-- Begin Stored data --
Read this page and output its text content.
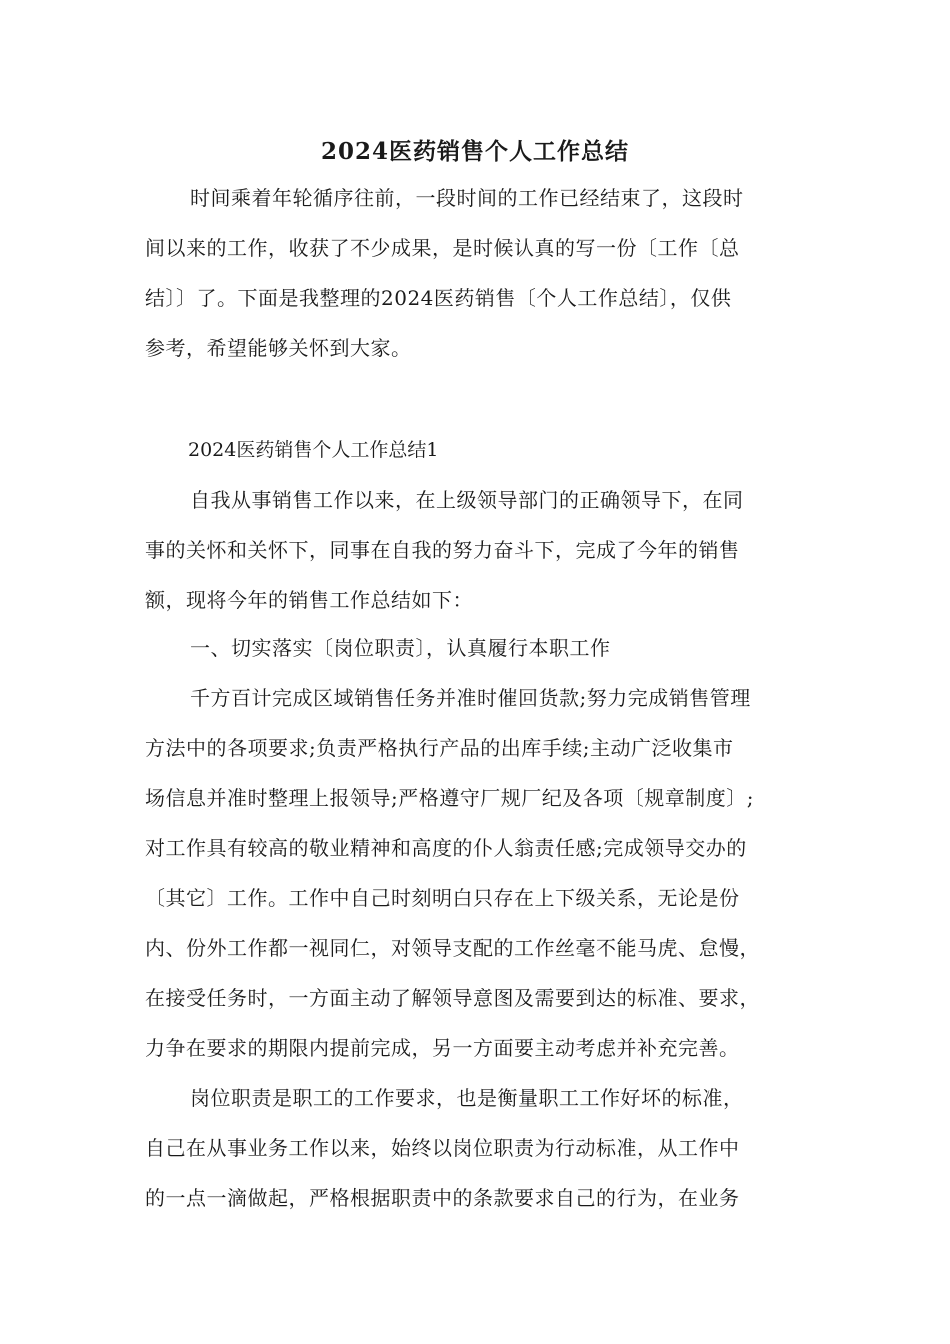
2024医药销售个人工作总结
时间乘着年轮循序往前，一段时间的工作已经结束了，这段时
间以来的工作，收获了不少成果，是时候认真的写一份〔工作〔总
结〕〕了。下面是我整理的2024医药销售〔个人工作总结〕，仅供
参考，希望能够关怀到大家。
2024医药销售个人工作总结1
自我从事销售工作以来，在上级领导部门的正确领导下，在同
事的关怀和关怀下，同事在自我的努力奋斗下，完成了今年的销售
额，现将今年的销售工作总结如下：
一、切实落实〔岗位职责〕，认真履行本职工作
千方百计完成区域销售任务并准时催回货款;努力完成销售管理
方法中的各项要求;负责严格执行产品的出库手续;主动广泛收集市
场信息并准时整理上报领导;严格遵守厂规厂纪及各项〔规章制度〕;
对工作具有较高的敬业精神和高度的仆人翁责任感;完成领导交办的
〔其它〕工作。工作中自己时刻明白只存在上下级关系，无论是份
内、份外工作都一视同仁，对领导支配的工作丝毫不能马虎、怠慢，
在接受任务时，一方面主动了解领导意图及需要到达的标准、要求，
力争在要求的期限内提前完成，另一方面要主动考虑并补充完善。
岗位职责是职工的工作要求，也是衡量职工工作好坏的标准，
自己在从事业务工作以来，始终以岗位职责为行动标准，从工作中
的一点一滴做起，严格根据职责中的条款要求自己的行为，在业务
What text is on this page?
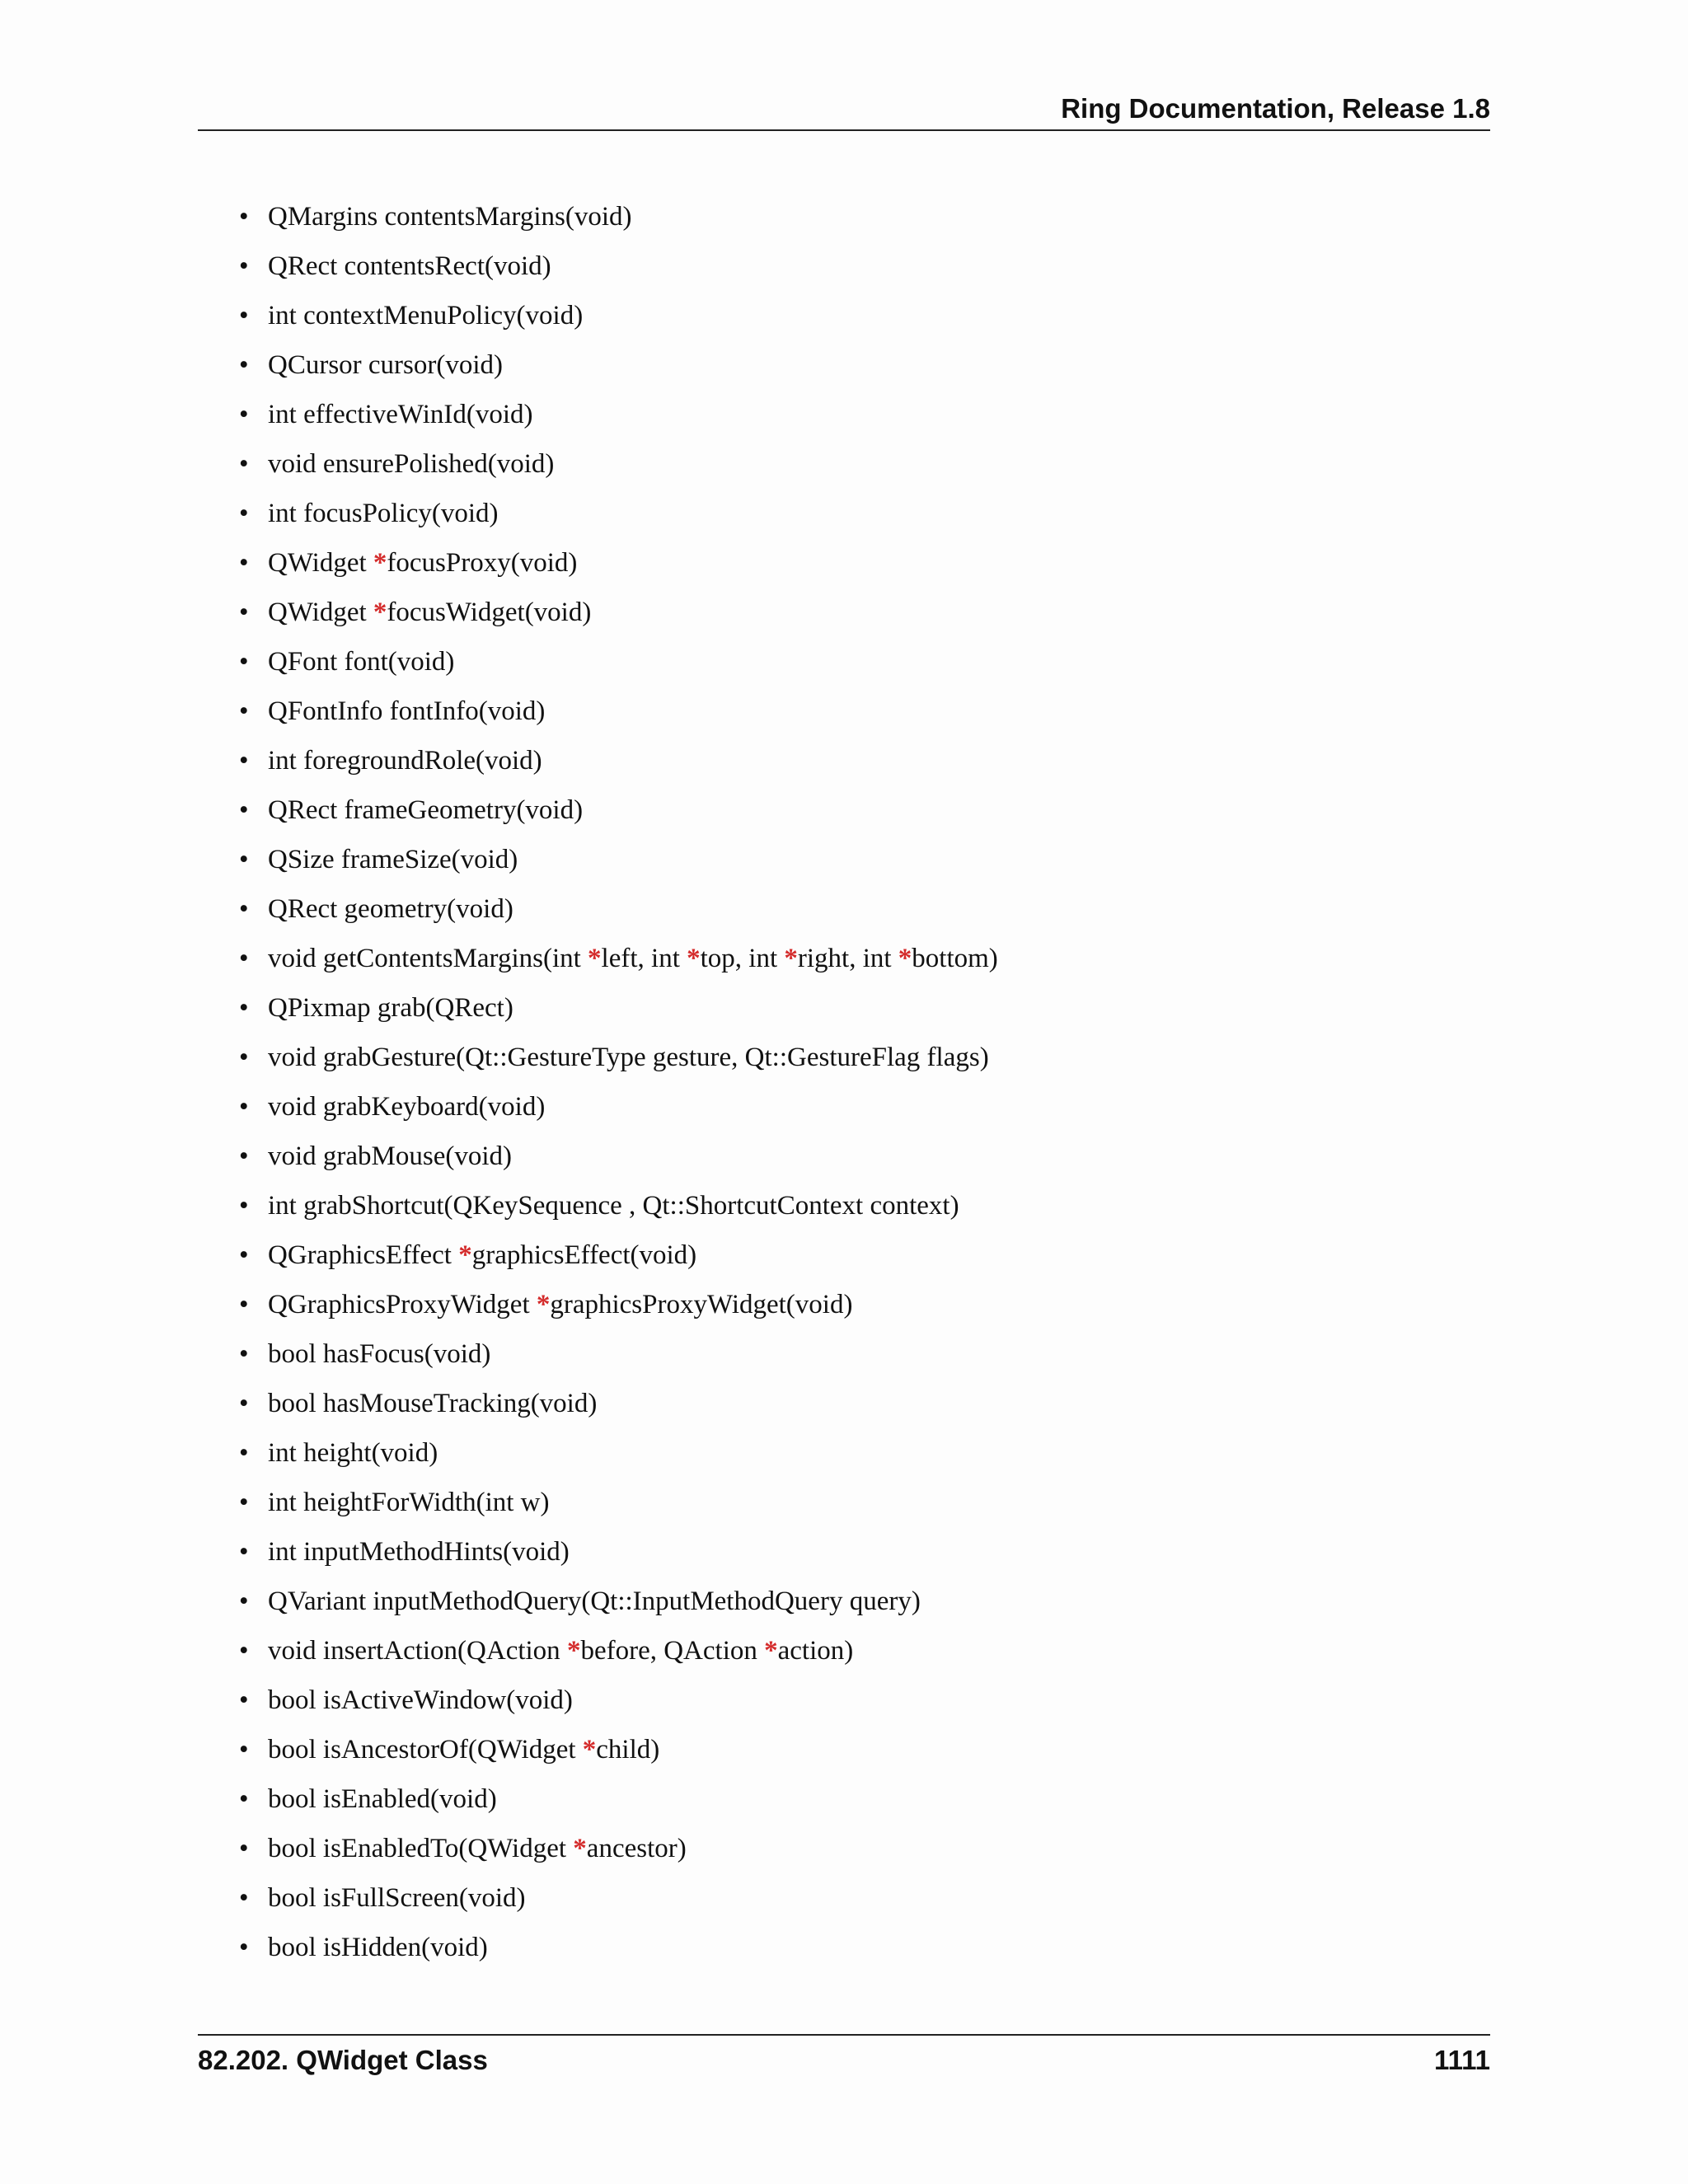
Ring Documentation, Release 1.8
• QMargins contentsMargins(void)
• QRect contentsRect(void)
• int contextMenuPolicy(void)
• QCursor cursor(void)
• int effectiveWinId(void)
• void ensurePolished(void)
• int focusPolicy(void)
• QWidget *focusProxy(void)
• QWidget *focusWidget(void)
• QFont font(void)
• QFontInfo fontInfo(void)
• int foregroundRole(void)
• QRect frameGeometry(void)
• QSize frameSize(void)
• QRect geometry(void)
• void getContentsMargins(int *left, int *top, int *right, int *bottom)
• QPixmap grab(QRect)
• void grabGesture(Qt::GestureType gesture, Qt::GestureFlag flags)
• void grabKeyboard(void)
• void grabMouse(void)
• int grabShortcut(QKeySequence , Qt::ShortcutContext context)
• QGraphicsEffect *graphicsEffect(void)
• QGraphicsProxyWidget *graphicsProxyWidget(void)
• bool hasFocus(void)
• bool hasMouseTracking(void)
• int height(void)
• int heightForWidth(int w)
• int inputMethodHints(void)
• QVariant inputMethodQuery(Qt::InputMethodQuery query)
• void insertAction(QAction *before, QAction *action)
• bool isActiveWindow(void)
• bool isAncestorOf(QWidget *child)
• bool isEnabled(void)
• bool isEnabledTo(QWidget *ancestor)
• bool isFullScreen(void)
• bool isHidden(void)
82.202. QWidget Class	1111
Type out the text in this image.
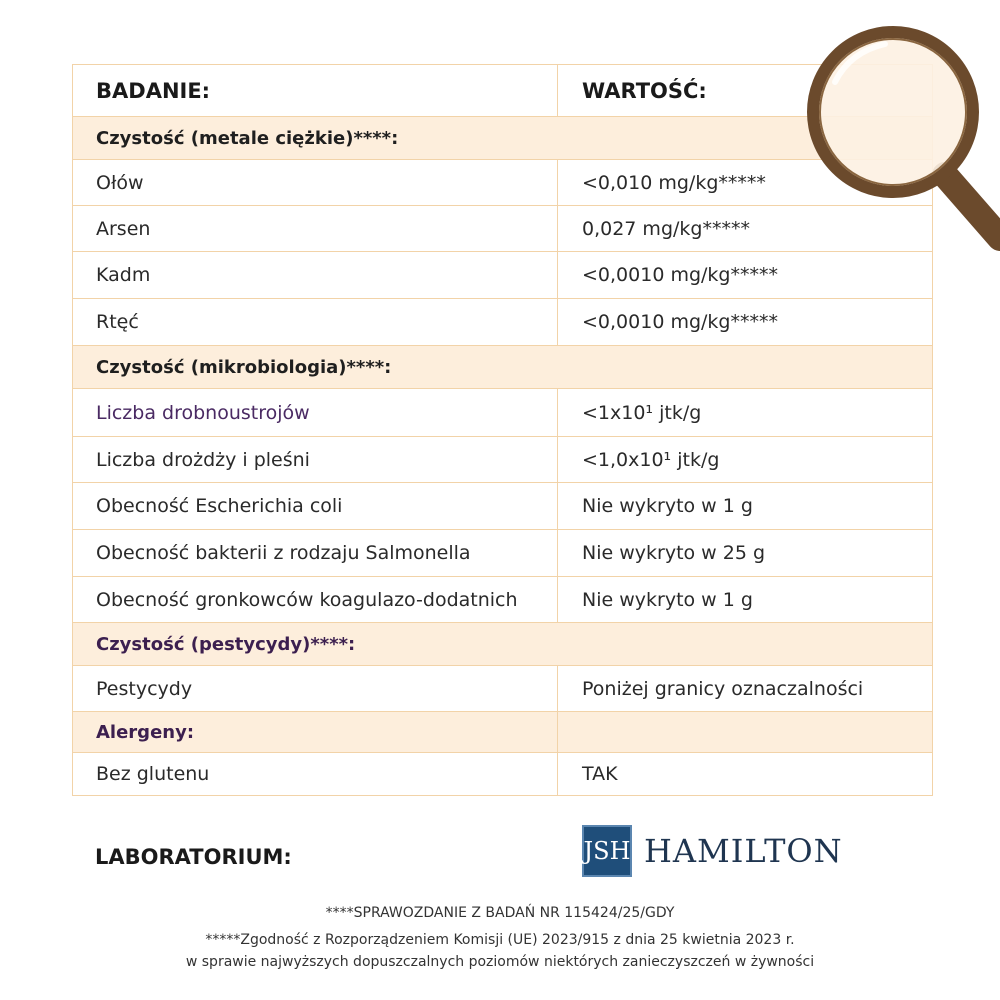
BADANIE:	WARTOŚĆ:
Czystość (metale ciężkie)****:
Ołów	<0,010 mg/kg*****
Arsen	0,027 mg/kg*****
Kadm	<0,0010 mg/kg*****
Rtęć	<0,0010 mg/kg*****
Czystość (mikrobiologia)****:
Liczba drobnoustrojów	<1x10¹ jtk/g
Liczba drożdży i pleśni	<1,0x10¹ jtk/g
Obecność Escherichia coli	Nie wykryto w 1 g
Obecność bakterii z rodzaju Salmonella	Nie wykryto w 25 g
Obecność gronkowców koagulazo-dodatnich	Nie wykryto w 1 g
Czystość (pestycydy)****:
Pestycydy	Poniżej granicy oznaczalności
Alergeny:
Bez glutenu	TAK
LABORATORIUM:	JSH HAMILTON
****SPRAWOZDANIE Z BADAŃ NR 115424/25/GDY
*****Zgodność z Rozporządzeniem Komisji (UE) 2023/915 z dnia 25 kwietnia 2023 r.
w sprawie najwyższych dopuszczalnych poziomów niektórych zanieczyszczeń w żywności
-- End Stored data --
Request: From the data above, copy out every line with the string "QWidget" in it.

Output:
• QWidget *focusProxy(void)
• QWidget *focusWidget(void)
• bool isAncestorOf(QWidget *child)
• bool isEnabledTo(QWidget *ancestor)
82.202. QWidget Class	1111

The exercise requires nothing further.